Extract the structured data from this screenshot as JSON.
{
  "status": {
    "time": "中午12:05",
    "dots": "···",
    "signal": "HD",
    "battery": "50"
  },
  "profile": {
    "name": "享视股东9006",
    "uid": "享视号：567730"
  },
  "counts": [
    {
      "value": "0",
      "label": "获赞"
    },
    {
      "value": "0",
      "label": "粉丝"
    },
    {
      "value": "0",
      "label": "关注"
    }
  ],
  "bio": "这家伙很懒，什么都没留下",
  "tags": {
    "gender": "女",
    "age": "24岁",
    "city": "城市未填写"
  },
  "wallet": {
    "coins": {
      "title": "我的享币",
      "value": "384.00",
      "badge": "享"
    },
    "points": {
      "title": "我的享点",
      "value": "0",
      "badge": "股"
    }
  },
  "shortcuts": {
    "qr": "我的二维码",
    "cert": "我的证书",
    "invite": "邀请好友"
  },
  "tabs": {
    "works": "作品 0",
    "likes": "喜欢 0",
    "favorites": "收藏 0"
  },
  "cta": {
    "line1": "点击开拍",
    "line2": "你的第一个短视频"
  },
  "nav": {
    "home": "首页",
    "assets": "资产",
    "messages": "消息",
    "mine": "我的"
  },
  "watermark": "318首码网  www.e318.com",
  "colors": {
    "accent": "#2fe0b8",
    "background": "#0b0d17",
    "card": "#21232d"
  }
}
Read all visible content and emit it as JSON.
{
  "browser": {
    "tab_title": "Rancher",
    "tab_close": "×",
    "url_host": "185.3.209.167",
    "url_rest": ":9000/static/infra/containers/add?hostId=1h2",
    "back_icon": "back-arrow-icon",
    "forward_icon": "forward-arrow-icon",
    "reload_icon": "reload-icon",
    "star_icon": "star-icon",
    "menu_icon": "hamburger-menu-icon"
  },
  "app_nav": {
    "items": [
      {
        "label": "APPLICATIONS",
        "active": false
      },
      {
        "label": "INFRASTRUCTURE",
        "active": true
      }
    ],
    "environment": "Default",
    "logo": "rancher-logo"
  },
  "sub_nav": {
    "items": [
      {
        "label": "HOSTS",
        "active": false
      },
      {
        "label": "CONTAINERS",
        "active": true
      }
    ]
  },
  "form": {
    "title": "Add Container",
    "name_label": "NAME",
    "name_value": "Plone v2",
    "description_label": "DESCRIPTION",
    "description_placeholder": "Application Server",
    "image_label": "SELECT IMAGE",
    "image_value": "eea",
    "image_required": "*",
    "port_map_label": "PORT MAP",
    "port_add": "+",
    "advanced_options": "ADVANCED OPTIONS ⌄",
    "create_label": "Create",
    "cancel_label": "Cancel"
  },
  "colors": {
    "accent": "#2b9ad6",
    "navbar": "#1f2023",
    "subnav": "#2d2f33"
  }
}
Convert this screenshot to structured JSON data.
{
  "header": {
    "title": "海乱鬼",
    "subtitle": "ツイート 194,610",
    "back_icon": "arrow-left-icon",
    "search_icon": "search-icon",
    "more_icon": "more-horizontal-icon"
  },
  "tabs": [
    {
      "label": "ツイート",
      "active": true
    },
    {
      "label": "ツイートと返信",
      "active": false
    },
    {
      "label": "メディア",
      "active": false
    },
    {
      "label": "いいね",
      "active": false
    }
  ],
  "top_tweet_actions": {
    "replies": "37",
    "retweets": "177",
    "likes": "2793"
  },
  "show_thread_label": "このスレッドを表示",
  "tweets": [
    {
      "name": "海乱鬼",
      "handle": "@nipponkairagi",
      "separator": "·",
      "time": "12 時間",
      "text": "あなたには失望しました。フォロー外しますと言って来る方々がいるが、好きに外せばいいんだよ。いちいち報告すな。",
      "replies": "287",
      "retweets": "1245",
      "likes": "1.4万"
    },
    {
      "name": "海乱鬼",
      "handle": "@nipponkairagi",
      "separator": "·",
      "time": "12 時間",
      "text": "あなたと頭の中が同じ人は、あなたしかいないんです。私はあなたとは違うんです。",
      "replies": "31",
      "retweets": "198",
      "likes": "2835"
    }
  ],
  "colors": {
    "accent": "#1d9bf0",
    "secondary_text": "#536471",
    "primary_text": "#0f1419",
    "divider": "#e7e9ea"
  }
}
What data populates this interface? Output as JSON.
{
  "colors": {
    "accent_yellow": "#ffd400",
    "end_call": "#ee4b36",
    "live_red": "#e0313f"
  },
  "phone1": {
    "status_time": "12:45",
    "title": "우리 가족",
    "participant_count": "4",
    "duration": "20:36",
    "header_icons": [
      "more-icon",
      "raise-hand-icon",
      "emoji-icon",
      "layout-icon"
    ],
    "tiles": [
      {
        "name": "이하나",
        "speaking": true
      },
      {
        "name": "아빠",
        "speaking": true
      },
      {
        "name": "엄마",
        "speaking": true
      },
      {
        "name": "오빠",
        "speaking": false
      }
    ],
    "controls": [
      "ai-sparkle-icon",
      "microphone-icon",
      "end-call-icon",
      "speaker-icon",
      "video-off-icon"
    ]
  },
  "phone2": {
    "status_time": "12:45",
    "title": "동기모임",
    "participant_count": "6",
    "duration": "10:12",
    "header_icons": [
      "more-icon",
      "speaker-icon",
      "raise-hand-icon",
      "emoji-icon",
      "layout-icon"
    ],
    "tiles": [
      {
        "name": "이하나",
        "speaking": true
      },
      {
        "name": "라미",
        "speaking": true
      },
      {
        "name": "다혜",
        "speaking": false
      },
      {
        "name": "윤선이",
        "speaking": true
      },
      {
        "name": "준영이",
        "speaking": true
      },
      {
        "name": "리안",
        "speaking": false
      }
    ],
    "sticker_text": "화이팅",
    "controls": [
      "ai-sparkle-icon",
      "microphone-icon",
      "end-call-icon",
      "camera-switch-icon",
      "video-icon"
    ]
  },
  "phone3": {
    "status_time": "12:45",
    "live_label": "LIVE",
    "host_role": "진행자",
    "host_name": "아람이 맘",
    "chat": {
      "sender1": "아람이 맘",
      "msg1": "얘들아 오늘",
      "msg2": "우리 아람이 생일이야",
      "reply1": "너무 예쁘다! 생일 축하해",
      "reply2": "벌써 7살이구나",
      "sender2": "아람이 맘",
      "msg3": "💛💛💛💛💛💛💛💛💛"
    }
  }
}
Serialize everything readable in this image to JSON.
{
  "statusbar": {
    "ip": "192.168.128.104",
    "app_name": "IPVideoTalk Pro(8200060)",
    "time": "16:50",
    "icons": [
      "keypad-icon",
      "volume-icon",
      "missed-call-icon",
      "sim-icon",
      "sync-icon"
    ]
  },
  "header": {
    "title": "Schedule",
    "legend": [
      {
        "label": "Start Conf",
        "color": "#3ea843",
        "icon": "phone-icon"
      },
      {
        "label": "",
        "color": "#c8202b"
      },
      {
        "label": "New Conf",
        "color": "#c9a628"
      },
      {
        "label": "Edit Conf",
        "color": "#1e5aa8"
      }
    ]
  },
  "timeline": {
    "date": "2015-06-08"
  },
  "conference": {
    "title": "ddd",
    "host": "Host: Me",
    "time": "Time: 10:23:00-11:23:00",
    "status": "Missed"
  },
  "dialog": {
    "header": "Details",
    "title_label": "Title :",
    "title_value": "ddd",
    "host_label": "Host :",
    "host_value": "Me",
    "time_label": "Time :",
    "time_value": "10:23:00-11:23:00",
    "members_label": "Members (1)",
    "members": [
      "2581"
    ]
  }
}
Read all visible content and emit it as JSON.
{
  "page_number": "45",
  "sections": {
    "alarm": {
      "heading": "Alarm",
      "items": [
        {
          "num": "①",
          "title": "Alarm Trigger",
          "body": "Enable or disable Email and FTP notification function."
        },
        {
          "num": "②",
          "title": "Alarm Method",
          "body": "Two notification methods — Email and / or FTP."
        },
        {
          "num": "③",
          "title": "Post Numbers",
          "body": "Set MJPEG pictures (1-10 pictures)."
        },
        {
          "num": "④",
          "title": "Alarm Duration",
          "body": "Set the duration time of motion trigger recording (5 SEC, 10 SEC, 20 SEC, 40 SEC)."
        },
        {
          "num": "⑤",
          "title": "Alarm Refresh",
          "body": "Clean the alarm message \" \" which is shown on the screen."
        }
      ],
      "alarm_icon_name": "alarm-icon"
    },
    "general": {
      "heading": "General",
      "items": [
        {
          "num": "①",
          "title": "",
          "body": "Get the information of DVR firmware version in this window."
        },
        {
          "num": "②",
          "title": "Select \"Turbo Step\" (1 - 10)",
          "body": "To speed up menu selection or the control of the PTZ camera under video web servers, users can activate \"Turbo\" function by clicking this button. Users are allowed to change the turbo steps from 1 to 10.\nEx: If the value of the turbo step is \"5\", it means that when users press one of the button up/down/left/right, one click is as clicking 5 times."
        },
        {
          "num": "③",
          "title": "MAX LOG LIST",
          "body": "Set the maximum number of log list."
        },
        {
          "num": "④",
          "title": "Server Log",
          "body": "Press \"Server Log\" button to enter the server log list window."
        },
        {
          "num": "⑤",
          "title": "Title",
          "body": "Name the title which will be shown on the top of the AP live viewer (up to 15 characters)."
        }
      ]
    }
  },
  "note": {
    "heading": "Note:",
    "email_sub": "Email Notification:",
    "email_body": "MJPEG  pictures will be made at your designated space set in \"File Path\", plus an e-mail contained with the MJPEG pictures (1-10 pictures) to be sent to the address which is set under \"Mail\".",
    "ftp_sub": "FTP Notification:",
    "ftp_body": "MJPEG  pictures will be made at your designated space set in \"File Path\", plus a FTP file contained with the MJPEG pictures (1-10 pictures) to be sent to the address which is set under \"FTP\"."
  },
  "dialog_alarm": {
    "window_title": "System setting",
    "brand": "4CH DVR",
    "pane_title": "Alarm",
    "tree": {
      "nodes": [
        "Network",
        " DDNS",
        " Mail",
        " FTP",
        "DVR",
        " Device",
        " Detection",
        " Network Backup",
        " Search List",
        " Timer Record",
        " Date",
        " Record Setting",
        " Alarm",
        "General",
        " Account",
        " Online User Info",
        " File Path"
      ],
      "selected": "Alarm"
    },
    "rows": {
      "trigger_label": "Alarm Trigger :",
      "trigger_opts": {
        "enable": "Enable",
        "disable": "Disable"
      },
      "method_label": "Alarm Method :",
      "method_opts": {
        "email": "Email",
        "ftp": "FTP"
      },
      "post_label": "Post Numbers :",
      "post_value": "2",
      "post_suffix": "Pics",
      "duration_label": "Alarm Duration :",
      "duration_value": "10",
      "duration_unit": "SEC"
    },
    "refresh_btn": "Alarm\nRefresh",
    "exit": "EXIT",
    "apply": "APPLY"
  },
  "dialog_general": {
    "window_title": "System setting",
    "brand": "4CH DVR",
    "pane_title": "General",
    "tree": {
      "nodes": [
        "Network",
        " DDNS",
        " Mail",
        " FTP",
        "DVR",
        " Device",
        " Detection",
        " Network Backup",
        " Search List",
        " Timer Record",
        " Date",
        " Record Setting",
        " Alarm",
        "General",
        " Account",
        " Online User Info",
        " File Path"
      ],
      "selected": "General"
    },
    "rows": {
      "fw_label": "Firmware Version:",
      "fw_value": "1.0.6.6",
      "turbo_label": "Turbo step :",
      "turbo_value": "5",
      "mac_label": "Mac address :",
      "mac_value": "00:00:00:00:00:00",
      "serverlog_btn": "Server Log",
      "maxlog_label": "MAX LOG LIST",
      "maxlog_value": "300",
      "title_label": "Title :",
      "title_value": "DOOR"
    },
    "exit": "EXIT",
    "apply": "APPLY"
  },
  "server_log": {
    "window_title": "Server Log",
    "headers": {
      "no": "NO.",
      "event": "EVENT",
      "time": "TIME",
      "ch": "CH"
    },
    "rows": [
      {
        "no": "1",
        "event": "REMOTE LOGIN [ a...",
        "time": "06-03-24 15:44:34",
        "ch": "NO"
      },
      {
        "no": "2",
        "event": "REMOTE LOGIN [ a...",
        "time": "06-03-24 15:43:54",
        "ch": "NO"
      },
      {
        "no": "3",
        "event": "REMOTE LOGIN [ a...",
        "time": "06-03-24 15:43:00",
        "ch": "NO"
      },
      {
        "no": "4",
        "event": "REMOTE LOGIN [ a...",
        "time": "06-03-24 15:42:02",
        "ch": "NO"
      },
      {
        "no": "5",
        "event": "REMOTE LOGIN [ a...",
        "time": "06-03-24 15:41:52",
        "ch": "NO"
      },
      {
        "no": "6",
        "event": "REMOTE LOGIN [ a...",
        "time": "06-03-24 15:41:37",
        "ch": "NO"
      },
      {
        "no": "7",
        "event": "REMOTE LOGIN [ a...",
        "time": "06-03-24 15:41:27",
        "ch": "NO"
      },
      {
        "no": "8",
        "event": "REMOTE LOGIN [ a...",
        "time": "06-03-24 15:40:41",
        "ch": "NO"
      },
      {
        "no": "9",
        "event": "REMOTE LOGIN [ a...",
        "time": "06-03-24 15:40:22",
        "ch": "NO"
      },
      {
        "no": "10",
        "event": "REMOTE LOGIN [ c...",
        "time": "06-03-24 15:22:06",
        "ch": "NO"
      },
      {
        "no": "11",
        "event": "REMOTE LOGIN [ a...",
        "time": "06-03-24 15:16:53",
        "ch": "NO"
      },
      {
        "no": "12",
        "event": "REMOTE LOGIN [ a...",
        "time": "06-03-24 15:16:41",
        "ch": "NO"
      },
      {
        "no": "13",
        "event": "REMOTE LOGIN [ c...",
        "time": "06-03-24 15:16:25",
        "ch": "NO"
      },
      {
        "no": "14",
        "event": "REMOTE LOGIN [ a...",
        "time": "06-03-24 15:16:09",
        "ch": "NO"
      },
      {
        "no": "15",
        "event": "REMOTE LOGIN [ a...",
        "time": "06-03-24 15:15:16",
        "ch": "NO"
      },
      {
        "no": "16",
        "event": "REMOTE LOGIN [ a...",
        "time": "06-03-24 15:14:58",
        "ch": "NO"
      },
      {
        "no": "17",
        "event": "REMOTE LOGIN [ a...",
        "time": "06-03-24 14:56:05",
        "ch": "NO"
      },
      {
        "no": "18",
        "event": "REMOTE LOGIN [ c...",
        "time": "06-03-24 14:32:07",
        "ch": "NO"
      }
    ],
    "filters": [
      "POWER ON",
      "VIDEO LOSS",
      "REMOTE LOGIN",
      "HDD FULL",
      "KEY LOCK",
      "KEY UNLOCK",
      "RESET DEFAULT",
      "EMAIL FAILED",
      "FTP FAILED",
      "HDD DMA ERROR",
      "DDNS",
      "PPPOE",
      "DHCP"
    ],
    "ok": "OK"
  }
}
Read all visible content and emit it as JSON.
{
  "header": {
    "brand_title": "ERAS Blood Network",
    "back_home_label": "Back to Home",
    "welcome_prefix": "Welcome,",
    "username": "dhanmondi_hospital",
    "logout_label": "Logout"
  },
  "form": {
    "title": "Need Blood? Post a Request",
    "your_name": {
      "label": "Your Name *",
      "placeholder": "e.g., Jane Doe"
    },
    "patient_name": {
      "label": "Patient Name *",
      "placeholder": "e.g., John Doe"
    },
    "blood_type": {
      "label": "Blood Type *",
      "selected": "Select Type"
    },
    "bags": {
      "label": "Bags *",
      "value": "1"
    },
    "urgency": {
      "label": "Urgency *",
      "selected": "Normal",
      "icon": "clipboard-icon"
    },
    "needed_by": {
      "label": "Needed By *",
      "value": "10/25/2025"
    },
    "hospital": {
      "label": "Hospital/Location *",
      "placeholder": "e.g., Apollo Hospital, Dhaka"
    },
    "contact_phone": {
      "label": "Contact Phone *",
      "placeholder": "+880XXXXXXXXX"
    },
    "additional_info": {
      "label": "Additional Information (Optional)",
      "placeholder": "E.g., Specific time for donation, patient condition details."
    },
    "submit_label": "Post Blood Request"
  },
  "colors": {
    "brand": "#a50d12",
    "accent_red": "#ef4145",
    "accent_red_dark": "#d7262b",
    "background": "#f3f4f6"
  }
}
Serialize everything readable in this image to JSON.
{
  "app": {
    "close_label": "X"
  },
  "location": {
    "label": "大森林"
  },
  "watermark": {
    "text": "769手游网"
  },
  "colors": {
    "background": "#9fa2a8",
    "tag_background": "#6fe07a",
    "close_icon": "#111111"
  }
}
============
→ Exercise
Note every line above where the string "which" shows up, and copy those lines.

→ Expected answer
          "body": "Clean the alarm message \" \" which is shown on the screen."
          "body": "Name the title which will be shown on the top of the AP live viewer (up to 15 characters)."
    "email_body": "MJPEG  pictures will be made at your designated space set in \"File Path\", plus an e-mail contained with the MJPEG pictures (1-10 pictures) to be sent to the address which is set under \"Mail\".",
    "ftp_body": "MJPEG  pictures will be made at your designated space set in \"File Path\", plus a FTP file contained with the MJPEG pictures (1-10 pictures) to be sent to the address which is set under \"FTP\"."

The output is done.